:: Brief ::
Which lines of the data contain the string "default"? Copy every one.

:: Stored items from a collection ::
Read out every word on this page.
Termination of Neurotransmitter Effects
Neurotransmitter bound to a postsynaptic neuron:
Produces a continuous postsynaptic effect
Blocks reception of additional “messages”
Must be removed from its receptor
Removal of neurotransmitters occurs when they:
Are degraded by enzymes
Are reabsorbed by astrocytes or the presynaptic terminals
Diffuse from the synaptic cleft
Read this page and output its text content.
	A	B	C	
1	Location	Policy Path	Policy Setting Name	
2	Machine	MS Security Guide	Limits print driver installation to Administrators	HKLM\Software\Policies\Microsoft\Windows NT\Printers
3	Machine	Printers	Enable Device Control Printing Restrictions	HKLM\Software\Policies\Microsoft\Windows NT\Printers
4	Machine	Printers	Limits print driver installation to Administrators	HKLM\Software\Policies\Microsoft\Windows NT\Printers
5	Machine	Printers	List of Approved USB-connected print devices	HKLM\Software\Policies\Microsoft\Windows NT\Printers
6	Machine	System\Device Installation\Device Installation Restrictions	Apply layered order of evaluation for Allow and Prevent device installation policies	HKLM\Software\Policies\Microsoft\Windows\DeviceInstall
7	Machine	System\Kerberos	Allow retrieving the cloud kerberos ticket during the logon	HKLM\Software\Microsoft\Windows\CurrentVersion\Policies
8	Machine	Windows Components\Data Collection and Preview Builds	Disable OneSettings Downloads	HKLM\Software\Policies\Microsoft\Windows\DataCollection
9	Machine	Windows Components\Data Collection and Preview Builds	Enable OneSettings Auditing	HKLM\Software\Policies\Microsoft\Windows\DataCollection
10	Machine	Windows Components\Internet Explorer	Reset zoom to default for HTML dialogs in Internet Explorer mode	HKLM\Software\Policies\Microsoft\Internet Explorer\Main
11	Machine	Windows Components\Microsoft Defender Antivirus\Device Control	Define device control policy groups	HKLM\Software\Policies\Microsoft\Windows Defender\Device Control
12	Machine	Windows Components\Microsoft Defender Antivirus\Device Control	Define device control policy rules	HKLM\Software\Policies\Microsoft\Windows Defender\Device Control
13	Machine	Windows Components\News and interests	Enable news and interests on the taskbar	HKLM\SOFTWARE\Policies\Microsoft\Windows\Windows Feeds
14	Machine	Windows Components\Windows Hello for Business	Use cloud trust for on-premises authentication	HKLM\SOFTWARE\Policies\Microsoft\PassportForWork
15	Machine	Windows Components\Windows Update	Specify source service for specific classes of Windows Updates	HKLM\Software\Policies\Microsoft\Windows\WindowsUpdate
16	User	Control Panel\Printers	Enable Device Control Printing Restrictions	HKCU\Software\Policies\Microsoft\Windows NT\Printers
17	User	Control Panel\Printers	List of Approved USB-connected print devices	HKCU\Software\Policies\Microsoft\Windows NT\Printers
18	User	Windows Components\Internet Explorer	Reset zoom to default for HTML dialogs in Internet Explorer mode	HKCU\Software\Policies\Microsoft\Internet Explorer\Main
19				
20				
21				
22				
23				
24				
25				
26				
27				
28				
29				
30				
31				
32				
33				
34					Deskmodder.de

:: Response to this exercise ::
10	Machine	Windows Components\Internet Explorer	Reset zoom to default for HTML dialogs in Internet Explorer mode	HKLM\Software\Policies\Microsoft\Internet Explorer\Main
18	User	Windows Components\Internet Explorer	Reset zoom to default for HTML dialogs in Internet Explorer mode	HKCU\Software\Policies\Microsoft\Internet Explorer\Main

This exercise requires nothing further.